EXERCISE INPUTS -
---+---
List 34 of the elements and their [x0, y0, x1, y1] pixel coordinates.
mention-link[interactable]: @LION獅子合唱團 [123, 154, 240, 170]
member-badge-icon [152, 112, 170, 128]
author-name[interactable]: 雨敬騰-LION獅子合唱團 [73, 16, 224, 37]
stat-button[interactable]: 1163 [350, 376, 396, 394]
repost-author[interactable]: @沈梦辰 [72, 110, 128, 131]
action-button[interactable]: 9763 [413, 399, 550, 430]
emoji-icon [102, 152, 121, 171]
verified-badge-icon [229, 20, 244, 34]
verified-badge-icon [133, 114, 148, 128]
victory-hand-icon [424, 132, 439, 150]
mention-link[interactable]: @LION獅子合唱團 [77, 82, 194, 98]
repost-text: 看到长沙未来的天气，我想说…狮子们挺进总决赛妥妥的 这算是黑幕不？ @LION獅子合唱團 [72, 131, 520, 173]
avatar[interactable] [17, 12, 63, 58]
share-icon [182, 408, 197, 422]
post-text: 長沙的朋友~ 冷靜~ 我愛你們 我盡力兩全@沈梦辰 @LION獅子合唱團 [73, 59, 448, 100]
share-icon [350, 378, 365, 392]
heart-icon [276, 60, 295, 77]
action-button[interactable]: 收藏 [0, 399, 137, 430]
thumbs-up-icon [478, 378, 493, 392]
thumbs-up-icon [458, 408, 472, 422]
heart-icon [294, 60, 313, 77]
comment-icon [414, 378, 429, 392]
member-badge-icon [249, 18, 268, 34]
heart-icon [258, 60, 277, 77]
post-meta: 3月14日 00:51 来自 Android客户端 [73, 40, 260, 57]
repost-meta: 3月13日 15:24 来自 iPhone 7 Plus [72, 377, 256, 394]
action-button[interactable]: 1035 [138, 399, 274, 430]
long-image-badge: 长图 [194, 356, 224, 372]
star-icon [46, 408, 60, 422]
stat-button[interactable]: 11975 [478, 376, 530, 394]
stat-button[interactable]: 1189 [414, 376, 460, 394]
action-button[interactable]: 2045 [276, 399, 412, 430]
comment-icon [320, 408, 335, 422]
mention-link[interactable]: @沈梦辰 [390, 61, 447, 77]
---+---
PROBLEM TO SOLVE - Could you set down every line of the data above word for word, changing nothing?

FINISHED ANSWER -
List 34 of the elements and their [x0, y0, x1, y1] pixel coordinates.
mention-link[interactable]: @LION獅子合唱團 [123, 154, 240, 170]
member-badge-icon [152, 112, 170, 128]
author-name[interactable]: 雨敬騰-LION獅子合唱團 [73, 16, 224, 37]
stat-button[interactable]: 1163 [350, 376, 396, 394]
repost-author[interactable]: @沈梦辰 [72, 110, 128, 131]
action-button[interactable]: 9763 [413, 399, 550, 430]
emoji-icon [102, 152, 121, 171]
verified-badge-icon [229, 20, 244, 34]
verified-badge-icon [133, 114, 148, 128]
victory-hand-icon [424, 132, 439, 150]
mention-link[interactable]: @LION獅子合唱團 [77, 82, 194, 98]
repost-text: 看到长沙未来的天气，我想说…狮子们挺进总决赛妥妥的 这算是黑幕不？ @LION獅子合唱團 [72, 131, 520, 173]
avatar[interactable] [17, 12, 63, 58]
share-icon [182, 408, 197, 422]
post-text: 長沙的朋友~ 冷靜~ 我愛你們 我盡力兩全@沈梦辰 @LION獅子合唱團 [73, 59, 448, 100]
share-icon [350, 378, 365, 392]
heart-icon [276, 60, 295, 77]
action-button[interactable]: 收藏 [0, 399, 137, 430]
thumbs-up-icon [478, 378, 493, 392]
thumbs-up-icon [458, 408, 472, 422]
heart-icon [294, 60, 313, 77]
comment-icon [414, 378, 429, 392]
member-badge-icon [249, 18, 268, 34]
heart-icon [258, 60, 277, 77]
post-meta: 3月14日 00:51 来自 Android客户端 [73, 40, 260, 57]
repost-meta: 3月13日 15:24 来自 iPhone 7 Plus [72, 377, 256, 394]
action-button[interactable]: 1035 [138, 399, 274, 430]
long-image-badge: 长图 [194, 356, 224, 372]
star-icon [46, 408, 60, 422]
stat-button[interactable]: 11975 [478, 376, 530, 394]
stat-button[interactable]: 1189 [414, 376, 460, 394]
action-button[interactable]: 2045 [276, 399, 412, 430]
comment-icon [320, 408, 335, 422]
mention-link[interactable]: @沈梦辰 [390, 61, 447, 77]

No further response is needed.